◆ WRITTEN PROBLEM: Scan the entries and tally the lines that include the string "democracy". Reply with the figure alone.

◆ THE DATA:

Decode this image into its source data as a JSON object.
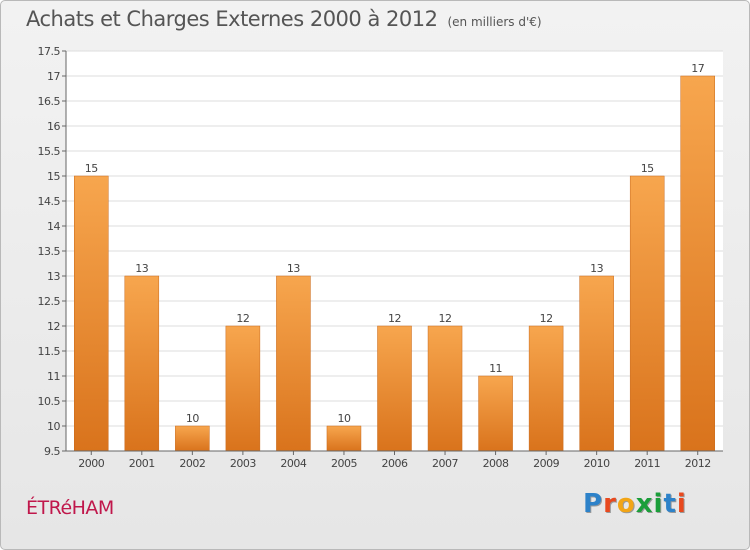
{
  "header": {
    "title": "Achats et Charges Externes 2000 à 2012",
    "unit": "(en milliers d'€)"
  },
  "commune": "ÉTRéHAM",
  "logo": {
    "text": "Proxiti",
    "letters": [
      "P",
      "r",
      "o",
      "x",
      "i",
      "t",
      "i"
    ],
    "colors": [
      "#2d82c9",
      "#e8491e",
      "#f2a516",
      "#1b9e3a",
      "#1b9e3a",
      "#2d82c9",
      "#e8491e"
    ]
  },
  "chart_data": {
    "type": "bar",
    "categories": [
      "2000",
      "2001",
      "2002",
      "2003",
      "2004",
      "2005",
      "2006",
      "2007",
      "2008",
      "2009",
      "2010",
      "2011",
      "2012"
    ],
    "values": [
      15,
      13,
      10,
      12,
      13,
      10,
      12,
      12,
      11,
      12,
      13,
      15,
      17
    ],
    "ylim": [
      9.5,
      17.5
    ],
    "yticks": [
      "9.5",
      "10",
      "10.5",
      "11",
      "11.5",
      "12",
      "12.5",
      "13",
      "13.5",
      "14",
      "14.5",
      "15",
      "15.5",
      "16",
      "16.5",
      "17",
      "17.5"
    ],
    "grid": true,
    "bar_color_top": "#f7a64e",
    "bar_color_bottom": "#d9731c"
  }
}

==

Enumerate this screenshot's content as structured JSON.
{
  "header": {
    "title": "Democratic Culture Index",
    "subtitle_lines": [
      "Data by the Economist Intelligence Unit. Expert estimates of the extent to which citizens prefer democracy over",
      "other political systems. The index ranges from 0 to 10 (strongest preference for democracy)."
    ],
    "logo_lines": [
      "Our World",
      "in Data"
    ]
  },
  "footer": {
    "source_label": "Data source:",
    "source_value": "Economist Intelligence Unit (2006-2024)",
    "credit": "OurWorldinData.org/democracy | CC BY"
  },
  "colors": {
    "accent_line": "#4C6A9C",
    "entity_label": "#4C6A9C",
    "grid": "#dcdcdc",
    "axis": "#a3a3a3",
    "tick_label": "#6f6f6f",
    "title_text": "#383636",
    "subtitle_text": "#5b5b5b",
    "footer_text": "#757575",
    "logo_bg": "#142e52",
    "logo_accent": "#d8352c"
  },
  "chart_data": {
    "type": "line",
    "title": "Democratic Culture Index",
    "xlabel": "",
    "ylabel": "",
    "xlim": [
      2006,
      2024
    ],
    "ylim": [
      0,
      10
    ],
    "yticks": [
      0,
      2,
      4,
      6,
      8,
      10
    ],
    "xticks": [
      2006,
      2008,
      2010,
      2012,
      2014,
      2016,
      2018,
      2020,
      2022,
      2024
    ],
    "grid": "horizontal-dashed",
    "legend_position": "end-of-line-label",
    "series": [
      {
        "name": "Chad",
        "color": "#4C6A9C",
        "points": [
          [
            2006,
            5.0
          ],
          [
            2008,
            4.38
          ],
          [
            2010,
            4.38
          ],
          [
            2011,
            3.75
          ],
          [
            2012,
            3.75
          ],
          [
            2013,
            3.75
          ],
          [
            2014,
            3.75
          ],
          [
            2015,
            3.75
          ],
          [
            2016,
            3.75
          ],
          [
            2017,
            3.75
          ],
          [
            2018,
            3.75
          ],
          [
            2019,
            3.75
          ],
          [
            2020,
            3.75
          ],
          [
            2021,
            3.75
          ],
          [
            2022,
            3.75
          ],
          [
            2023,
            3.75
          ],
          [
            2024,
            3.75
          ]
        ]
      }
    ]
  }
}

◆ FULL SOLUTION: 3